**TASK STATEMENT:**
Write out the material exactly, without any of its pictures.

**MATERIAL FOR THIS TASK:**
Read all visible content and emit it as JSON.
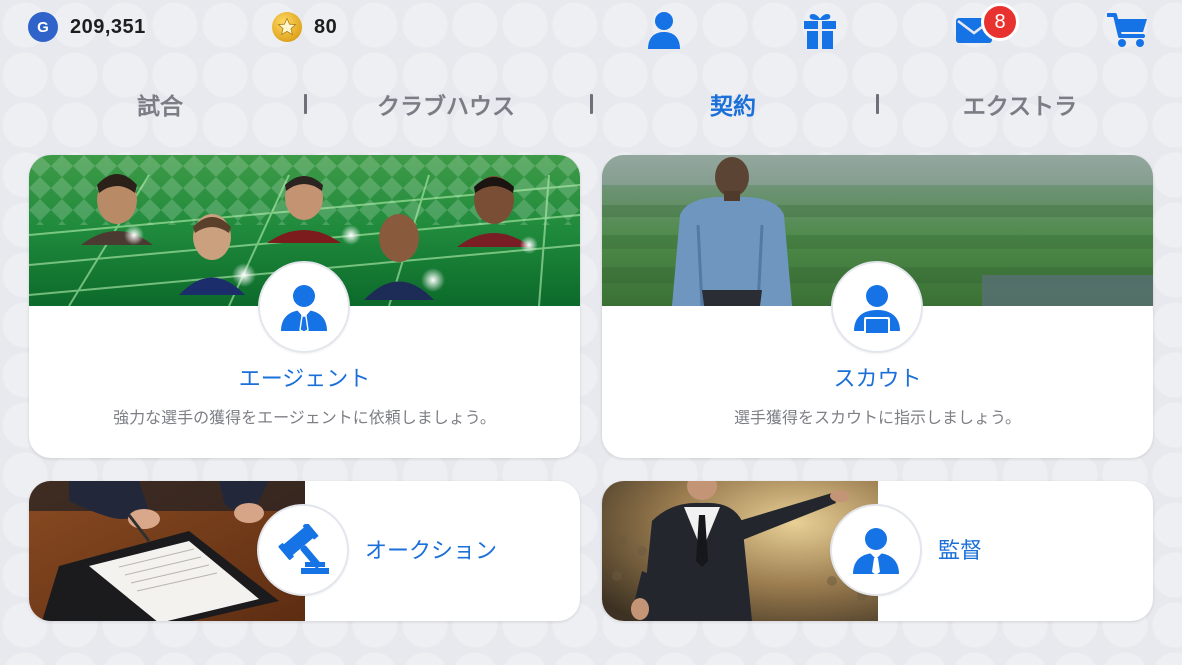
{
  "currencies": {
    "gp": {
      "value": "209,351",
      "icon": "gp-coin-icon",
      "color": "#2f63c9"
    },
    "coins": {
      "value": "80",
      "icon": "star-coin-icon",
      "color": "#e0a51e"
    }
  },
  "top_icons": {
    "profile": "user-icon",
    "gift": "gift-icon",
    "mail": "mail-icon",
    "mail_badge": "8",
    "cart": "cart-icon"
  },
  "tabs": [
    {
      "label": "試合",
      "active": false
    },
    {
      "label": "クラブハウス",
      "active": false
    },
    {
      "label": "契約",
      "active": true
    },
    {
      "label": "エクストラ",
      "active": false
    }
  ],
  "cards": {
    "agent": {
      "title": "エージェント",
      "description": "強力な選手の獲得をエージェントに依頼しましょう。",
      "icon": "agent-icon"
    },
    "scout": {
      "title": "スカウト",
      "description": "選手獲得をスカウトに指示しましょう。",
      "icon": "scout-icon"
    },
    "auction": {
      "title": "オークション",
      "icon": "gavel-icon"
    },
    "manager": {
      "title": "監督",
      "icon": "manager-icon"
    }
  },
  "colors": {
    "accent": "#1a6fd8",
    "tab_inactive": "#7a7d85",
    "badge": "#e8322f",
    "background": "#e8e9ee",
    "icon_blue": "#1673e6"
  }
}
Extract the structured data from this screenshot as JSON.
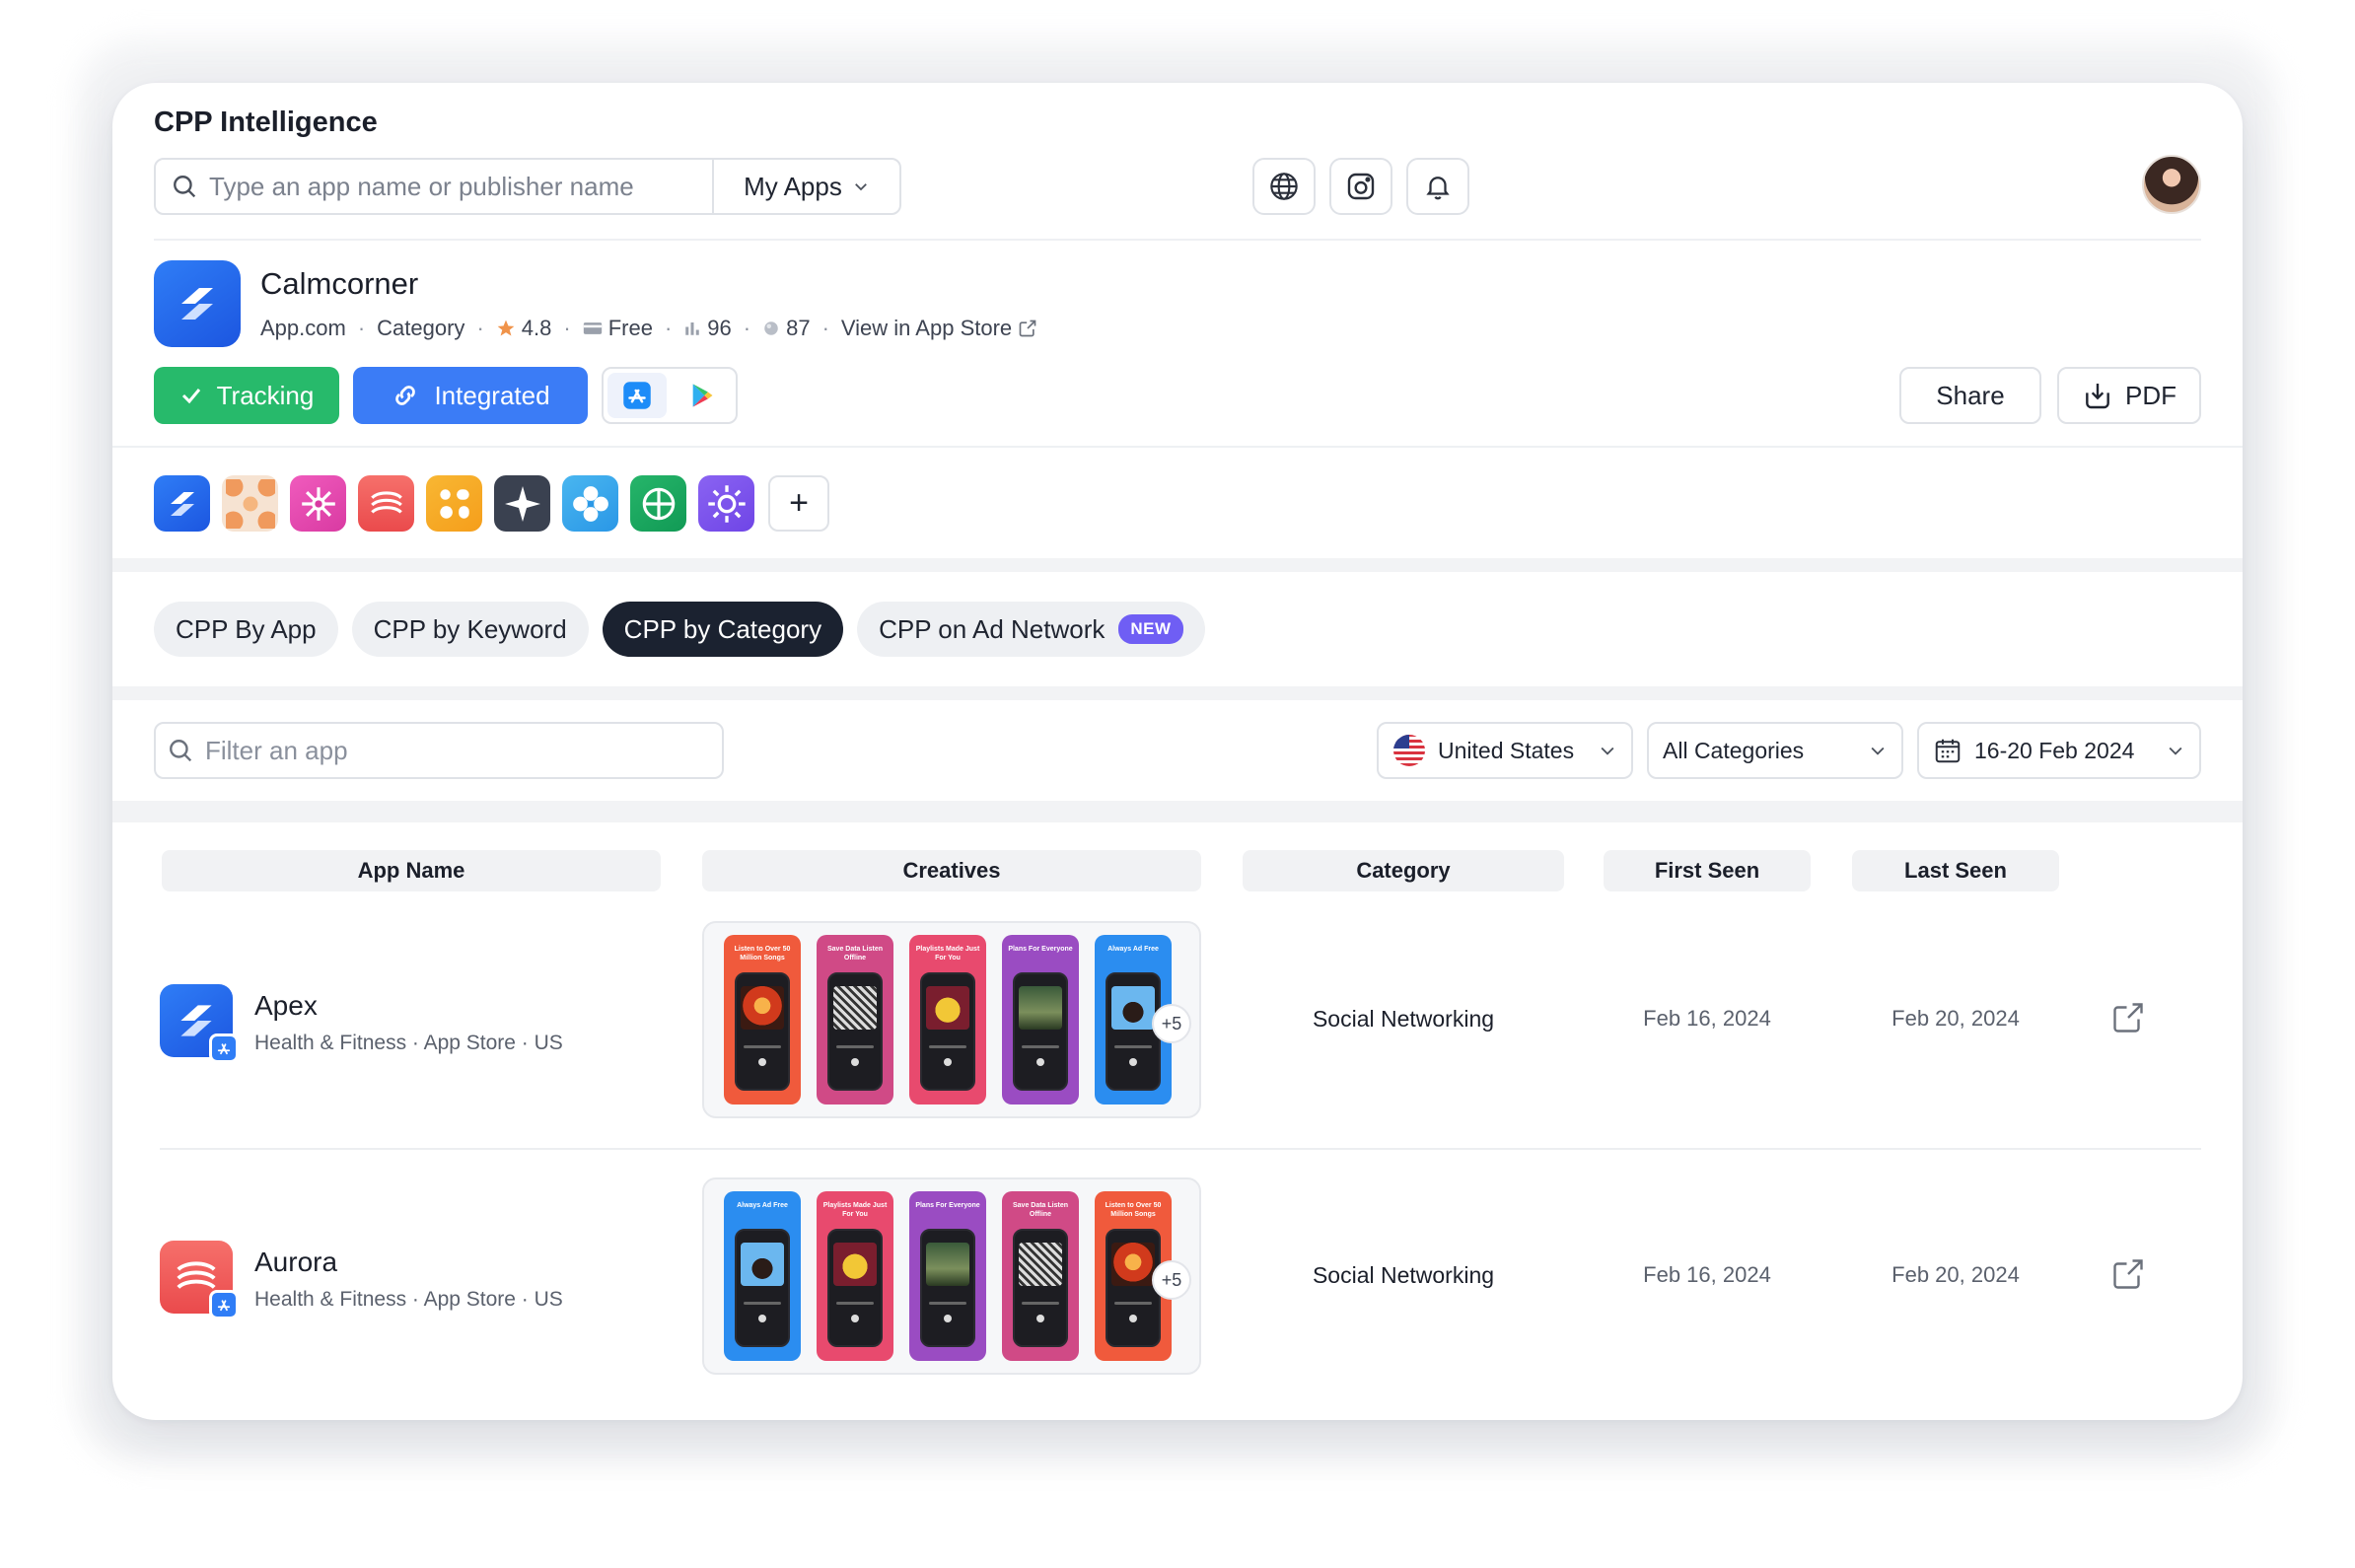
{
  "page": {
    "title": "CPP Intelligence"
  },
  "search": {
    "placeholder": "Type an app name or publisher name",
    "scope_label": "My Apps"
  },
  "header_icons": [
    "globe-icon",
    "instagram-icon",
    "bell-icon",
    "avatar"
  ],
  "app": {
    "name": "Calmcorner",
    "publisher": "App.com",
    "category": "Category",
    "rating": "4.8",
    "price": "Free",
    "rank": "96",
    "score": "87",
    "store_link": "View in App Store"
  },
  "actions": {
    "tracking": "Tracking",
    "integrated": "Integrated",
    "share": "Share",
    "pdf": "PDF"
  },
  "tray_icons": [
    "calmcorner-icon",
    "orange-pattern-icon",
    "pink-flower-icon",
    "red-waves-icon",
    "yellow-pattern-icon",
    "star-icon",
    "blue-petals-icon",
    "green-leaf-icon",
    "purple-sun-icon"
  ],
  "tray_add": "+",
  "tabs": [
    {
      "label": "CPP By App",
      "active": false
    },
    {
      "label": "CPP by Keyword",
      "active": false
    },
    {
      "label": "CPP by Category",
      "active": true
    },
    {
      "label": "CPP on Ad Network",
      "active": false,
      "badge": "NEW"
    }
  ],
  "filters": {
    "filter_placeholder": "Filter an app",
    "country": "United States",
    "category": "All Categories",
    "date_range": "16-20 Feb 2024"
  },
  "table": {
    "columns": [
      "App Name",
      "Creatives",
      "Category",
      "First Seen",
      "Last Seen"
    ],
    "rows": [
      {
        "name": "Apex",
        "meta": "Health & Fitness · App Store · US",
        "creatives": [
          {
            "caption": "Listen to Over 50 Million Songs",
            "color": "#f05a3c"
          },
          {
            "caption": "Save Data Listen Offline",
            "color": "#d04a86"
          },
          {
            "caption": "Playlists Made Just For You",
            "color": "#e84a6e"
          },
          {
            "caption": "Plans For Everyone",
            "color": "#9a4cc2"
          },
          {
            "caption": "Always Ad Free",
            "color": "#2b8df0"
          }
        ],
        "more": "+5",
        "category": "Social Networking",
        "first_seen": "Feb 16, 2024",
        "last_seen": "Feb 20, 2024"
      },
      {
        "name": "Aurora",
        "meta": "Health & Fitness · App Store · US",
        "creatives": [
          {
            "caption": "Always Ad Free",
            "color": "#2b8df0"
          },
          {
            "caption": "Playlists Made Just For You",
            "color": "#e84a6e"
          },
          {
            "caption": "Plans For Everyone",
            "color": "#9a4cc2"
          },
          {
            "caption": "Save Data Listen Offline",
            "color": "#d04a86"
          },
          {
            "caption": "Listen to Over 50 Million Songs",
            "color": "#f05a3c"
          }
        ],
        "more": "+5",
        "category": "Social Networking",
        "first_seen": "Feb 16, 2024",
        "last_seen": "Feb 20, 2024"
      }
    ]
  },
  "colors": {
    "tracking": "#27ba6b",
    "integrated": "#3b7cf6",
    "active_tab": "#1b2230",
    "new_badge": "#6f5ef4"
  }
}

**RESPONSE FOR THIS EXERCISE:**
Read all visible content and emit it as JSON.
{
  "currencies": {
    "gp": {
      "value": "209,351",
      "icon": "gp-coin-icon",
      "color": "#2f63c9"
    },
    "coins": {
      "value": "80",
      "icon": "star-coin-icon",
      "color": "#e0a51e"
    }
  },
  "top_icons": {
    "profile": "user-icon",
    "gift": "gift-icon",
    "mail": "mail-icon",
    "mail_badge": "8",
    "cart": "cart-icon"
  },
  "tabs": [
    {
      "label": "試合",
      "active": false
    },
    {
      "label": "クラブハウス",
      "active": false
    },
    {
      "label": "契約",
      "active": true
    },
    {
      "label": "エクストラ",
      "active": false
    }
  ],
  "cards": {
    "agent": {
      "title": "エージェント",
      "description": "強力な選手の獲得をエージェントに依頼しましょう。",
      "icon": "agent-icon"
    },
    "scout": {
      "title": "スカウト",
      "description": "選手獲得をスカウトに指示しましょう。",
      "icon": "scout-icon"
    },
    "auction": {
      "title": "オークション",
      "icon": "gavel-icon"
    },
    "manager": {
      "title": "監督",
      "icon": "manager-icon"
    }
  },
  "colors": {
    "accent": "#1a6fd8",
    "tab_inactive": "#7a7d85",
    "badge": "#e8322f",
    "background": "#e8e9ee",
    "icon_blue": "#1673e6"
  }
}
Extract the structured data from this screenshot as JSON.
{
  "page": {
    "title": "CPP Intelligence"
  },
  "search": {
    "placeholder": "Type an app name or publisher name",
    "scope_label": "My Apps"
  },
  "header_icons": [
    "globe-icon",
    "instagram-icon",
    "bell-icon",
    "avatar"
  ],
  "app": {
    "name": "Calmcorner",
    "publisher": "App.com",
    "category": "Category",
    "rating": "4.8",
    "price": "Free",
    "rank": "96",
    "score": "87",
    "store_link": "View in App Store"
  },
  "actions": {
    "tracking": "Tracking",
    "integrated": "Integrated",
    "share": "Share",
    "pdf": "PDF"
  },
  "tray_icons": [
    "calmcorner-icon",
    "orange-pattern-icon",
    "pink-flower-icon",
    "red-waves-icon",
    "yellow-pattern-icon",
    "star-icon",
    "blue-petals-icon",
    "green-leaf-icon",
    "purple-sun-icon"
  ],
  "tray_add": "+",
  "tabs": [
    {
      "label": "CPP By App",
      "active": false
    },
    {
      "label": "CPP by Keyword",
      "active": false
    },
    {
      "label": "CPP by Category",
      "active": true
    },
    {
      "label": "CPP on Ad Network",
      "active": false,
      "badge": "NEW"
    }
  ],
  "filters": {
    "filter_placeholder": "Filter an app",
    "country": "United States",
    "category": "All Categories",
    "date_range": "16-20 Feb 2024"
  },
  "table": {
    "columns": [
      "App Name",
      "Creatives",
      "Category",
      "First Seen",
      "Last Seen"
    ],
    "rows": [
      {
        "name": "Apex",
        "meta": "Health & Fitness · App Store · US",
        "creatives": [
          {
            "caption": "Listen to Over 50 Million Songs",
            "color": "#f05a3c"
          },
          {
            "caption": "Save Data Listen Offline",
            "color": "#d04a86"
          },
          {
            "caption": "Playlists Made Just For You",
            "color": "#e84a6e"
          },
          {
            "caption": "Plans For Everyone",
            "color": "#9a4cc2"
          },
          {
            "caption": "Always Ad Free",
            "color": "#2b8df0"
          }
        ],
        "more": "+5",
        "category": "Social Networking",
        "first_seen": "Feb 16, 2024",
        "last_seen": "Feb 20, 2024"
      },
      {
        "name": "Aurora",
        "meta": "Health & Fitness · App Store · US",
        "creatives": [
          {
            "caption": "Always Ad Free",
            "color": "#2b8df0"
          },
          {
            "caption": "Playlists Made Just For You",
            "color": "#e84a6e"
          },
          {
            "caption": "Plans For Everyone",
            "color": "#9a4cc2"
          },
          {
            "caption": "Save Data Listen Offline",
            "color": "#d04a86"
          },
          {
            "caption": "Listen to Over 50 Million Songs",
            "color": "#f05a3c"
          }
        ],
        "more": "+5",
        "category": "Social Networking",
        "first_seen": "Feb 16, 2024",
        "last_seen": "Feb 20, 2024"
      }
    ]
  },
  "colors": {
    "tracking": "#27ba6b",
    "integrated": "#3b7cf6",
    "active_tab": "#1b2230",
    "new_badge": "#6f5ef4"
  }
}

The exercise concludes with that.